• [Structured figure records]
------------------------------------------------

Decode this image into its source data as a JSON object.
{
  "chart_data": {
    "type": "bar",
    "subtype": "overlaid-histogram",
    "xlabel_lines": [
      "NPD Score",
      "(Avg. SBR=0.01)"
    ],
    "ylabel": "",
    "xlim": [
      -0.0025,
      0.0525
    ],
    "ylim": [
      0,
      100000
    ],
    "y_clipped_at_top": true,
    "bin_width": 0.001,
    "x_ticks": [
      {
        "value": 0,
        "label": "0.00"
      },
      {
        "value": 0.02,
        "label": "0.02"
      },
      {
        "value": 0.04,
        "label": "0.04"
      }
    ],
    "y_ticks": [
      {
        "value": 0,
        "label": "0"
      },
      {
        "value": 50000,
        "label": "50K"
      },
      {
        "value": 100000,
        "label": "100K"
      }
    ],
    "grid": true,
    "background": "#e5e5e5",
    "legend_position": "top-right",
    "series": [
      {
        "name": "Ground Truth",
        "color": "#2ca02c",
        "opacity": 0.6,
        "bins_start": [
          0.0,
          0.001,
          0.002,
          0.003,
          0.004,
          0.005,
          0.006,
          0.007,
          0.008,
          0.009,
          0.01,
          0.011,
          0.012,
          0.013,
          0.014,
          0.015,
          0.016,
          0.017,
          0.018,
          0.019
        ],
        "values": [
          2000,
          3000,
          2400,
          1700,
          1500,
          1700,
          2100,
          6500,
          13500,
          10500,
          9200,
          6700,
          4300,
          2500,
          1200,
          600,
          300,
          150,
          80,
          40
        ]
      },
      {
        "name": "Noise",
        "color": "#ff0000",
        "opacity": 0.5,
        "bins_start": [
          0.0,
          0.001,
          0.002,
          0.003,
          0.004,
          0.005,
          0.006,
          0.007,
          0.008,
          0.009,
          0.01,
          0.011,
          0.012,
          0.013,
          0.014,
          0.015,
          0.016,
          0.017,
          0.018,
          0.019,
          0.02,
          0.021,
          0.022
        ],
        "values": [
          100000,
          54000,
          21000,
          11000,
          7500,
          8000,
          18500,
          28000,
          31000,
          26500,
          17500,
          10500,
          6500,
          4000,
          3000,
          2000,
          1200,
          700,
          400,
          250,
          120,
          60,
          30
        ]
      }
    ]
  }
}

------------------------------------------------

Using the listing above, reproduce each line without omission.

Decode this image into its source data as a JSON object.
{
  "chart_data": {
    "type": "bar",
    "subtype": "overlaid-histogram",
    "xlabel_lines": [
      "NPD Score",
      "(Avg. SBR=0.01)"
    ],
    "ylabel": "",
    "xlim": [
      -0.0025,
      0.0525
    ],
    "ylim": [
      0,
      100000
    ],
    "y_clipped_at_top": true,
    "bin_width": 0.001,
    "x_ticks": [
      {
        "value": 0,
        "label": "0.00"
      },
      {
        "value": 0.02,
        "label": "0.02"
      },
      {
        "value": 0.04,
        "label": "0.04"
      }
    ],
    "y_ticks": [
      {
        "value": 0,
        "label": "0"
      },
      {
        "value": 50000,
        "label": "50K"
      },
      {
        "value": 100000,
        "label": "100K"
      }
    ],
    "grid": true,
    "background": "#e5e5e5",
    "legend_position": "top-right",
    "series": [
      {
        "name": "Ground Truth",
        "color": "#2ca02c",
        "opacity": 0.6,
        "bins_start": [
          0.0,
          0.001,
          0.002,
          0.003,
          0.004,
          0.005,
          0.006,
          0.007,
          0.008,
          0.009,
          0.01,
          0.011,
          0.012,
          0.013,
          0.014,
          0.015,
          0.016,
          0.017,
          0.018,
          0.019
        ],
        "values": [
          2000,
          3000,
          2400,
          1700,
          1500,
          1700,
          2100,
          6500,
          13500,
          10500,
          9200,
          6700,
          4300,
          2500,
          1200,
          600,
          300,
          150,
          80,
          40
        ]
      },
      {
        "name": "Noise",
        "color": "#ff0000",
        "opacity": 0.5,
        "bins_start": [
          0.0,
          0.001,
          0.002,
          0.003,
          0.004,
          0.005,
          0.006,
          0.007,
          0.008,
          0.009,
          0.01,
          0.011,
          0.012,
          0.013,
          0.014,
          0.015,
          0.016,
          0.017,
          0.018,
          0.019,
          0.02,
          0.021,
          0.022
        ],
        "values": [
          100000,
          54000,
          21000,
          11000,
          7500,
          8000,
          18500,
          28000,
          31000,
          26500,
          17500,
          10500,
          6500,
          4000,
          3000,
          2000,
          1200,
          700,
          400,
          250,
          120,
          60,
          30
        ]
      }
    ]
  }
}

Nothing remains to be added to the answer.